§ Short problem: Render the listing as a Markdown table with the columns No. and Line. Start with the line containing "- stage-scene-illustration: [0, 438, 720, 842]", go on through the line containing "- logo-show: SHOW: [85, 465, 144, 487]", and leave out blank lines.
--- START OF Given records ---
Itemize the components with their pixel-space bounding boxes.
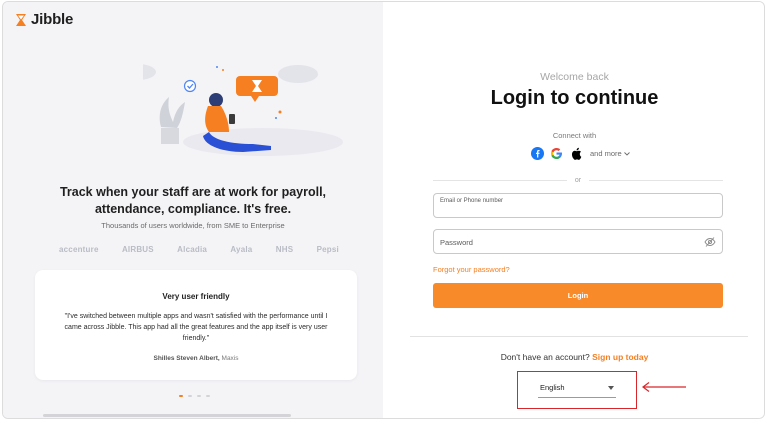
hero-illustration — [143, 64, 343, 156]
login-button[interactable]: Login — [433, 283, 723, 308]
jibble-logo-icon — [16, 13, 26, 26]
language-select[interactable]: English — [538, 381, 616, 398]
apple-icon[interactable] — [569, 147, 582, 160]
brand-logo-pepsi: Pepsi — [316, 244, 339, 254]
connect-with-label: Connect with — [552, 131, 597, 140]
hero-tagline: Track when your staff are at work for pa… — [33, 184, 353, 218]
carousel-dot[interactable] — [188, 395, 192, 397]
brand-logos-row: accenture AIRBUS Alcadia Ayala NHS Pepsi — [59, 240, 339, 258]
brand-logo-airbus: AIRBUS — [121, 244, 154, 254]
carousel-dot[interactable] — [197, 395, 201, 397]
marketing-panel: Jibble Track when your staff are at work… — [3, 2, 383, 418]
forgot-password-link[interactable]: Forgot your password? — [433, 265, 510, 274]
tagline-line-1: Track when your staff are at work for pa… — [59, 185, 327, 199]
language-highlight-box: English — [517, 371, 637, 409]
social-login-row: and more — [531, 147, 630, 160]
section-divider — [410, 336, 748, 337]
signup-link[interactable]: Sign up today — [592, 352, 648, 362]
carousel-dot[interactable] — [179, 395, 183, 397]
testimonial-body: "I've switched between multiple apps and… — [64, 313, 328, 342]
testimonial-author-company: Maxis — [221, 355, 239, 362]
tagline-line-2: attendance, compliance. It's free. — [94, 202, 292, 216]
carousel-dot[interactable] — [206, 395, 210, 397]
and-more-label: and more — [590, 149, 622, 158]
welcome-text: Welcome back — [540, 71, 609, 83]
signup-row: Don't have an account? Sign up today — [383, 352, 764, 362]
google-icon[interactable] — [550, 147, 563, 160]
password-field[interactable]: Password — [433, 229, 723, 254]
brand-logo-accenture: accenture — [59, 244, 99, 254]
chevron-down-icon — [623, 151, 630, 156]
page-title: Login to continue — [490, 87, 659, 109]
app-window: Jibble Track when your staff are at work… — [2, 1, 765, 419]
arrow-left-icon — [642, 382, 686, 392]
brand-name: Jibble — [31, 11, 74, 28]
no-account-text: Don't have an account? — [500, 352, 590, 362]
testimonial-author: Shilles Steven Albert, Maxis — [35, 355, 357, 362]
divider-line — [433, 179, 567, 181]
or-separator: or — [433, 174, 724, 186]
testimonial-author-name: Shilles Steven Albert, — [153, 355, 220, 362]
facebook-icon[interactable] — [531, 147, 544, 160]
or-label: or — [574, 176, 582, 184]
users-worldwide-text: Thousands of users worldwide, from SME t… — [101, 221, 285, 230]
eye-off-icon[interactable] — [704, 236, 716, 248]
login-panel: Welcome back Login to continue Connect w… — [383, 2, 764, 418]
email-field[interactable]: Email or Phone number — [433, 193, 723, 218]
brand-logo-ayala: Ayala — [230, 244, 253, 254]
jibble-logo[interactable]: Jibble — [15, 11, 73, 28]
language-value: English — [540, 383, 565, 392]
testimonial-title: Very user friendly — [162, 292, 230, 301]
brand-logo-alcadia: Alcadia — [177, 244, 208, 254]
testimonial-card: Very user friendly "I've switched betwee… — [35, 270, 357, 380]
brand-logo-nhs: NHS — [275, 244, 294, 254]
and-more-toggle[interactable]: and more — [590, 149, 630, 158]
horizontal-scrollbar[interactable] — [43, 414, 291, 417]
password-placeholder: Password — [440, 238, 473, 247]
email-field-label: Email or Phone number — [440, 198, 504, 204]
caret-down-icon — [608, 386, 614, 390]
divider-line — [589, 179, 724, 181]
carousel-dots — [179, 395, 210, 397]
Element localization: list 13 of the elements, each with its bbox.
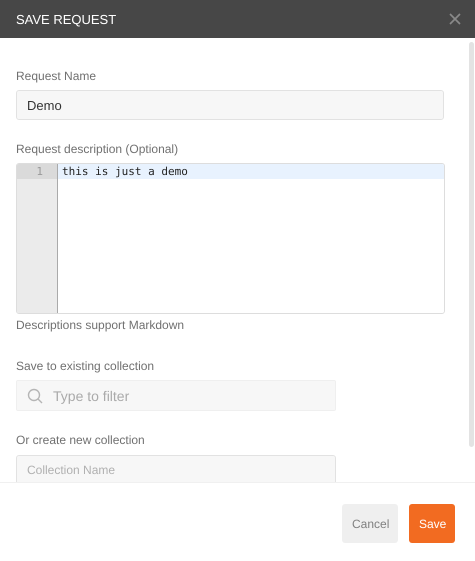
collection-name-field[interactable]: Collection Name <box>16 455 336 482</box>
dialog-title: SAVE REQUEST <box>16 12 116 26</box>
field-label: Request description (Optional) <box>16 142 178 156</box>
request-name-field[interactable]: Demo <box>16 90 444 120</box>
filter-field[interactable]: Type to filter <box>16 380 336 411</box>
description-editor[interactable]: 1 this is just a demo <box>16 163 445 314</box>
field-label: Request Name <box>16 69 96 83</box>
field-label: Save to existing collection <box>16 359 154 373</box>
scrollbar[interactable] <box>469 42 474 447</box>
field-label: Or create new collection <box>16 433 145 447</box>
line-number: 1 <box>17 164 57 179</box>
hint-text: Descriptions support Markdown <box>16 318 184 332</box>
close-icon[interactable] <box>449 13 461 25</box>
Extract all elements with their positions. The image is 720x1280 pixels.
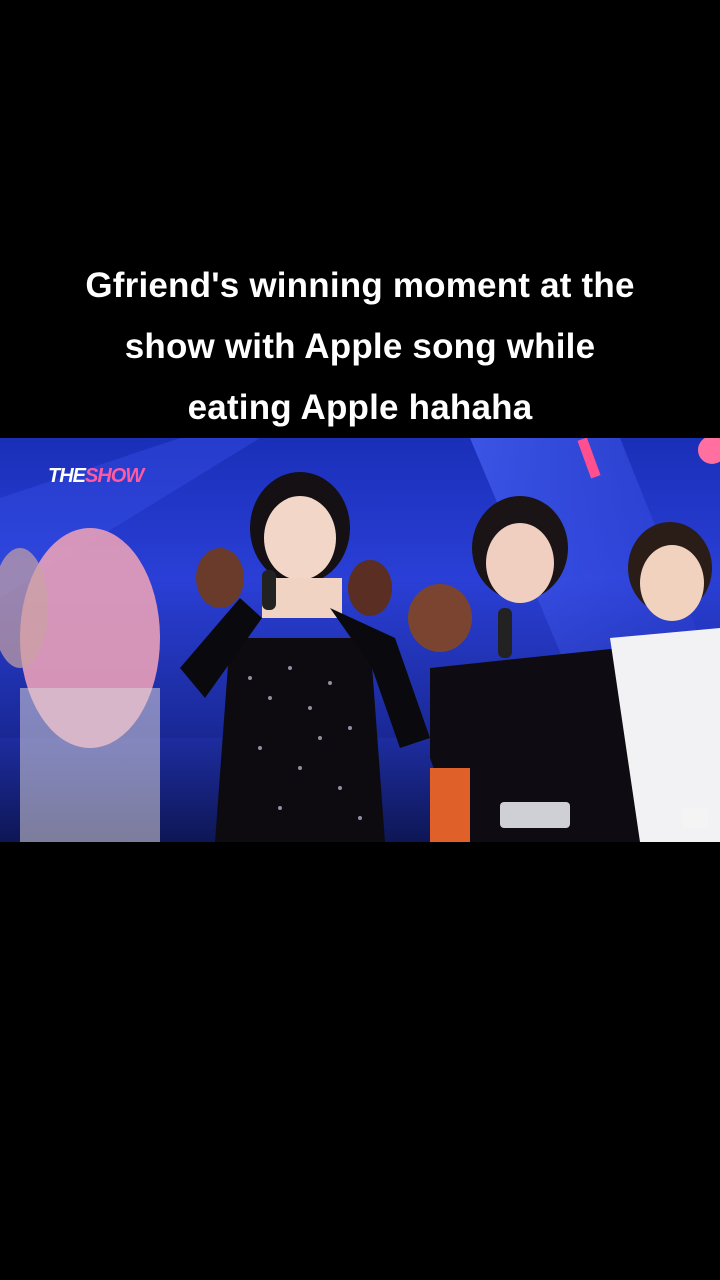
- stage-scene-illustration: [0, 438, 720, 842]
- video-frame[interactable]: THESHOW: [0, 438, 720, 842]
- the-show-logo: THESHOW: [48, 464, 144, 488]
- caption-text: Gfriend's winning moment at the show wit…: [0, 255, 720, 438]
- video-post-screen[interactable]: Gfriend's winning moment at the show wit…: [0, 0, 720, 1280]
- logo-the: THE: [48, 465, 86, 487]
- caption-line-2: show with Apple song while: [124, 327, 596, 366]
- broadcast-corner-logo-icon: [682, 808, 708, 828]
- logo-show: SHOW: [85, 465, 144, 487]
- caption-line-3: eating Apple hahaha: [187, 388, 533, 427]
- caption-line-1: Gfriend's winning moment at the: [85, 266, 635, 305]
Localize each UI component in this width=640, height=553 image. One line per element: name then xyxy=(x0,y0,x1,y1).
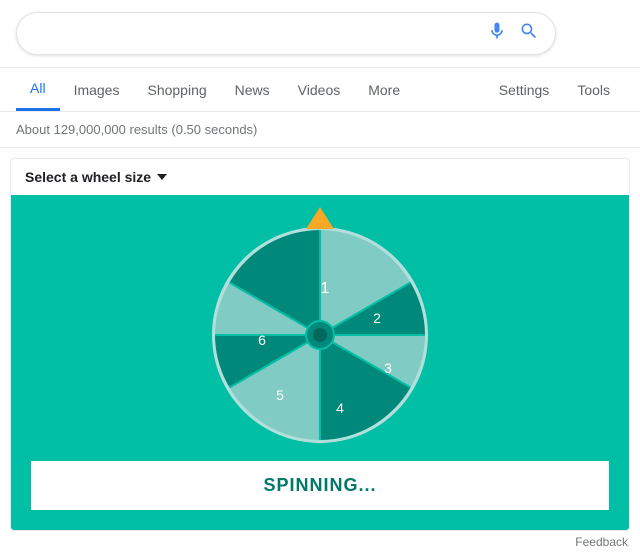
--- END OF Given records ---
§ The output:
| No. | Line |
|---|---|
| 1 | - stage-scene-illustration: [0, 438, 720, 842] |
| 2 | - video-frame[interactable]: THESHOW: [0, 438, 720, 842] |
| 3 | - the-show-logo: THESHOW: [48, 464, 144, 488] |
| 4 | - caption-text: Gfriend's winning moment at the show wit…: [0, 255, 720, 438] |
| 5 | - video-post-screen[interactable]: Gfriend's winning moment at the show wit…: [0, 0, 720, 1280] |
| 6 | - logo-the: THE: [48, 465, 86, 487] |
| 7 | - caption-line-2: show with Apple song while: [124, 327, 596, 366] |
| 8 | - broadcast-corner-logo-icon: [682, 808, 708, 828] |
| 9 | - logo-show: SHOW: [85, 465, 144, 487] |